> **Direction**
Repeat each entry as written and leave the images out of the copy.

> **Data excerpts**
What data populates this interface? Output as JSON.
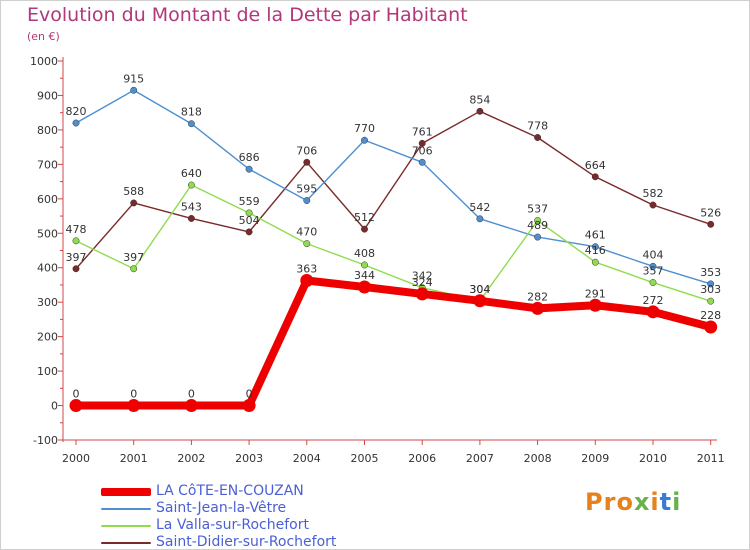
{
  "header": {
    "title": "Evolution du Montant de la Dette par Habitant",
    "subtitle": "(en €)"
  },
  "logo": {
    "text": "Proxiti",
    "colors": [
      "#e6821e",
      "#e6821e",
      "#e6821e",
      "#6ab04c",
      "#e6821e",
      "#3a7bd5",
      "#6ab04c"
    ]
  },
  "chart_data": {
    "type": "line",
    "title": "Evolution du Montant de la Dette par Habitant",
    "subtitle": "(en €)",
    "xlabel": "",
    "ylabel": "",
    "x": [
      "2000",
      "2001",
      "2002",
      "2003",
      "2004",
      "2005",
      "2006",
      "2007",
      "2008",
      "2009",
      "2010",
      "2011"
    ],
    "yticks": [
      "-100",
      "0",
      "100",
      "200",
      "300",
      "400",
      "500",
      "600",
      "700",
      "800",
      "900",
      "1000"
    ],
    "ylim": [
      -100,
      1000
    ],
    "grid": false,
    "legend_position": "bottom-left",
    "series": [
      {
        "name": "Saint-Didier-sur-Rochefort",
        "color": "#7a2a2a",
        "highlight": false,
        "values": [
          397,
          588,
          543,
          504,
          706,
          512,
          761,
          854,
          778,
          664,
          582,
          526
        ],
        "labels": [
          "397",
          "588",
          "543",
          "504",
          "706",
          "512",
          "761",
          "854",
          "778",
          "664",
          "582",
          "526"
        ]
      },
      {
        "name": "Saint-Jean-la-Vêtre",
        "color": "#4f8fd0",
        "highlight": false,
        "values": [
          820,
          915,
          818,
          686,
          595,
          770,
          706,
          542,
          489,
          461,
          404,
          353
        ],
        "labels": [
          "820",
          "915",
          "818",
          "686",
          "595",
          "770",
          "706",
          "542",
          "489",
          "461",
          "404",
          "353"
        ]
      },
      {
        "name": "La Valla-sur-Rochefort",
        "color": "#8fdc4e",
        "highlight": false,
        "values": [
          478,
          397,
          640,
          559,
          470,
          408,
          342,
          304,
          537,
          416,
          357,
          303
        ],
        "labels": [
          "478",
          "397",
          "640",
          "559",
          "470",
          "408",
          "342",
          "304",
          "537",
          "416",
          "357",
          "303"
        ]
      },
      {
        "name": "LA CôTE-EN-COUZAN",
        "color": "#ee0000",
        "highlight": true,
        "values": [
          0,
          0,
          0,
          0,
          363,
          344,
          324,
          304,
          282,
          291,
          272,
          228
        ],
        "labels": [
          "0",
          "0",
          "0",
          "0",
          "363",
          "344",
          "324",
          "304",
          "282",
          "291",
          "272",
          "228"
        ]
      }
    ]
  },
  "legend_items": [
    {
      "label": "LA CôTE-EN-COUZAN",
      "color": "#ee0000",
      "thick": true
    },
    {
      "label": "Saint-Jean-la-Vêtre",
      "color": "#4f8fd0",
      "thick": false
    },
    {
      "label": "La Valla-sur-Rochefort",
      "color": "#8fdc4e",
      "thick": false
    },
    {
      "label": "Saint-Didier-sur-Rochefort",
      "color": "#7a2a2a",
      "thick": false
    }
  ]
}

> **Answer in full**
What data populates this interface? Output as JSON.
{
  "header": {
    "title": "Evolution du Montant de la Dette par Habitant",
    "subtitle": "(en €)"
  },
  "logo": {
    "text": "Proxiti",
    "colors": [
      "#e6821e",
      "#e6821e",
      "#e6821e",
      "#6ab04c",
      "#e6821e",
      "#3a7bd5",
      "#6ab04c"
    ]
  },
  "chart_data": {
    "type": "line",
    "title": "Evolution du Montant de la Dette par Habitant",
    "subtitle": "(en €)",
    "xlabel": "",
    "ylabel": "",
    "x": [
      "2000",
      "2001",
      "2002",
      "2003",
      "2004",
      "2005",
      "2006",
      "2007",
      "2008",
      "2009",
      "2010",
      "2011"
    ],
    "yticks": [
      "-100",
      "0",
      "100",
      "200",
      "300",
      "400",
      "500",
      "600",
      "700",
      "800",
      "900",
      "1000"
    ],
    "ylim": [
      -100,
      1000
    ],
    "grid": false,
    "legend_position": "bottom-left",
    "series": [
      {
        "name": "Saint-Didier-sur-Rochefort",
        "color": "#7a2a2a",
        "highlight": false,
        "values": [
          397,
          588,
          543,
          504,
          706,
          512,
          761,
          854,
          778,
          664,
          582,
          526
        ],
        "labels": [
          "397",
          "588",
          "543",
          "504",
          "706",
          "512",
          "761",
          "854",
          "778",
          "664",
          "582",
          "526"
        ]
      },
      {
        "name": "Saint-Jean-la-Vêtre",
        "color": "#4f8fd0",
        "highlight": false,
        "values": [
          820,
          915,
          818,
          686,
          595,
          770,
          706,
          542,
          489,
          461,
          404,
          353
        ],
        "labels": [
          "820",
          "915",
          "818",
          "686",
          "595",
          "770",
          "706",
          "542",
          "489",
          "461",
          "404",
          "353"
        ]
      },
      {
        "name": "La Valla-sur-Rochefort",
        "color": "#8fdc4e",
        "highlight": false,
        "values": [
          478,
          397,
          640,
          559,
          470,
          408,
          342,
          304,
          537,
          416,
          357,
          303
        ],
        "labels": [
          "478",
          "397",
          "640",
          "559",
          "470",
          "408",
          "342",
          "304",
          "537",
          "416",
          "357",
          "303"
        ]
      },
      {
        "name": "LA CôTE-EN-COUZAN",
        "color": "#ee0000",
        "highlight": true,
        "values": [
          0,
          0,
          0,
          0,
          363,
          344,
          324,
          304,
          282,
          291,
          272,
          228
        ],
        "labels": [
          "0",
          "0",
          "0",
          "0",
          "363",
          "344",
          "324",
          "304",
          "282",
          "291",
          "272",
          "228"
        ]
      }
    ]
  },
  "legend_items": [
    {
      "label": "LA CôTE-EN-COUZAN",
      "color": "#ee0000",
      "thick": true
    },
    {
      "label": "Saint-Jean-la-Vêtre",
      "color": "#4f8fd0",
      "thick": false
    },
    {
      "label": "La Valla-sur-Rochefort",
      "color": "#8fdc4e",
      "thick": false
    },
    {
      "label": "Saint-Didier-sur-Rochefort",
      "color": "#7a2a2a",
      "thick": false
    }
  ]
}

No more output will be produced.